# What you need to do
Starting at the line that holds "Output a JSON object containing", copy every line exactly through the end of the data, and no others.

• • •

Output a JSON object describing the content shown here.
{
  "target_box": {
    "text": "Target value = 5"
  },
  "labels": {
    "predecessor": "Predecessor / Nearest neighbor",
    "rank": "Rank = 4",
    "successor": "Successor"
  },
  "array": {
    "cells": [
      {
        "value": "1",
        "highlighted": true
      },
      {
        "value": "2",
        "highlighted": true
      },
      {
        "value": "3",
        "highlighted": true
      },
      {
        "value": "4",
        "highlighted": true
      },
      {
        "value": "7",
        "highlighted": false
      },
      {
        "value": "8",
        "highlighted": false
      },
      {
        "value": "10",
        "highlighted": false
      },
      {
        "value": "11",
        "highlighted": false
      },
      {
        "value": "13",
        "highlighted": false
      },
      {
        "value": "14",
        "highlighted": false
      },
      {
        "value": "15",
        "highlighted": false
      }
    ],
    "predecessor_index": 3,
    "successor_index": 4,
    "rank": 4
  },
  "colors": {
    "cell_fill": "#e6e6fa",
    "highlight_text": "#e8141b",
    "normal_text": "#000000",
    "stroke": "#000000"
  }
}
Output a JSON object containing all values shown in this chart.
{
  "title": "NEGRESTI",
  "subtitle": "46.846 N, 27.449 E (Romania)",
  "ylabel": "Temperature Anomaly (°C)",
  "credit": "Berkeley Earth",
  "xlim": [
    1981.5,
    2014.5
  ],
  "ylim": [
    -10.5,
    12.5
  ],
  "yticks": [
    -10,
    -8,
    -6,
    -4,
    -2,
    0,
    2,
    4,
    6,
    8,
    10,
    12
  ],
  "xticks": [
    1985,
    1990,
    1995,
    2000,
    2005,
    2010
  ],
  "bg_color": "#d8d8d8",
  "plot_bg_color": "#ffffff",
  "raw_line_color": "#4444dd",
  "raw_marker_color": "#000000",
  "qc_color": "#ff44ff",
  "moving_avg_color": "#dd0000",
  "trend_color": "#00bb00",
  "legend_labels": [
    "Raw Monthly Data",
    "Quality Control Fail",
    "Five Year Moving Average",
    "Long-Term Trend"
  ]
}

• • •

# Response
Output a JSON object containing all values shown in this chart.
{
  "title": "NEGRESTI",
  "subtitle": "46.846 N, 27.449 E (Romania)",
  "ylabel": "Temperature Anomaly (°C)",
  "credit": "Berkeley Earth",
  "xlim": [
    1981.5,
    2014.5
  ],
  "ylim": [
    -10.5,
    12.5
  ],
  "yticks": [
    -10,
    -8,
    -6,
    -4,
    -2,
    0,
    2,
    4,
    6,
    8,
    10,
    12
  ],
  "xticks": [
    1985,
    1990,
    1995,
    2000,
    2005,
    2010
  ],
  "bg_color": "#d8d8d8",
  "plot_bg_color": "#ffffff",
  "raw_line_color": "#4444dd",
  "raw_marker_color": "#000000",
  "qc_color": "#ff44ff",
  "moving_avg_color": "#dd0000",
  "trend_color": "#00bb00",
  "legend_labels": [
    "Raw Monthly Data",
    "Quality Control Fail",
    "Five Year Moving Average",
    "Long-Term Trend"
  ]
}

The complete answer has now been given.